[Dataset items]
= = = = = = =

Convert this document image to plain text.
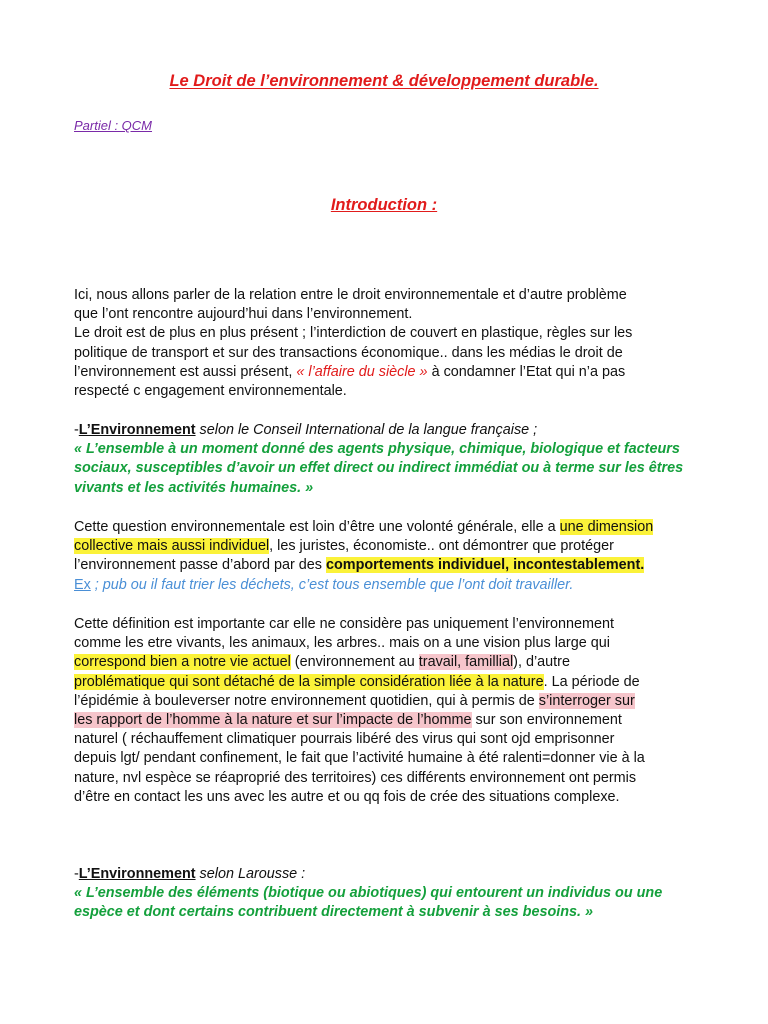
Le Droit de l’environnement & développement durable.
Partiel : QCM
Introduction :

Ici, nous allons parler de la relation entre le droit environnementale et d’autre problème

que l’ont rencontre aujourd’hui dans l’environnement.

Le droit est de plus en plus présent ; l’interdiction de couvert en plastique, règles sur les

politique de transport et sur des transactions économique.. dans les médias le droit de

l’environnement est aussi présent, « l’affaire du siècle » à condamner l’Etat qui n’a pas

respecté c engagement environnementale.

-L’Environnement selon le Conseil International de la langue française ;

« L’ensemble à un moment donné des agents physique, chimique, biologique et facteurs

sociaux, susceptibles d’avoir un effet direct ou indirect immédiat ou à terme sur les êtres

vivants et les activités humaines. »

Cette question environnementale est loin d’être une volonté générale, elle a une dimension

collective mais aussi individuel, les juristes, économiste.. ont démontrer que protéger

l’environnement passe d’abord par des comportements individuel, incontestablement.

Ex ; pub ou il faut trier les déchets, c’est tous ensemble que l’ont doit travailler.

Cette définition est importante car elle ne considère pas uniquement l’environnement

comme les etre vivants, les animaux, les arbres.. mais on a une vision plus large qui

correspond bien a notre vie actuel (environnement au travail, famillial), d’autre

problématique qui sont détaché de la simple considération liée à la nature. La période de

l’épidémie à bouleverser notre environnement quotidien, qui à permis de s’interroger sur

les rapport de l’homme à la nature et sur l’impacte de l’homme sur son environnement

naturel ( réchauffement climatiquer pourrais libéré des virus qui sont ojd emprisonner

depuis lgt/ pendant confinement, le fait que l’activité humaine à été ralenti=donner vie à la

nature, nvl espèce se réaproprié des territoires) ces différents environnement ont permis

d’être en contact les uns avec les autre et ou qq fois de crée des situations complexe.

-L’Environnement selon Larousse :

« L’ensemble des éléments (biotique ou abiotiques) qui entourent un individus ou une

espèce et dont certains contribuent directement à subvenir à ses besoins. »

= = = = = = =

▶ _TASK STATEMENT_: Copy from the entries above each line in which the string "présent" can be found.

▶ _YOUR RESPONSE_:
Le droit est de plus en plus présent ; l’interdiction de couvert en plastique, règles sur les
l’environnement est aussi présent, « l’affaire du siècle » à condamner l’Etat qui n’a pas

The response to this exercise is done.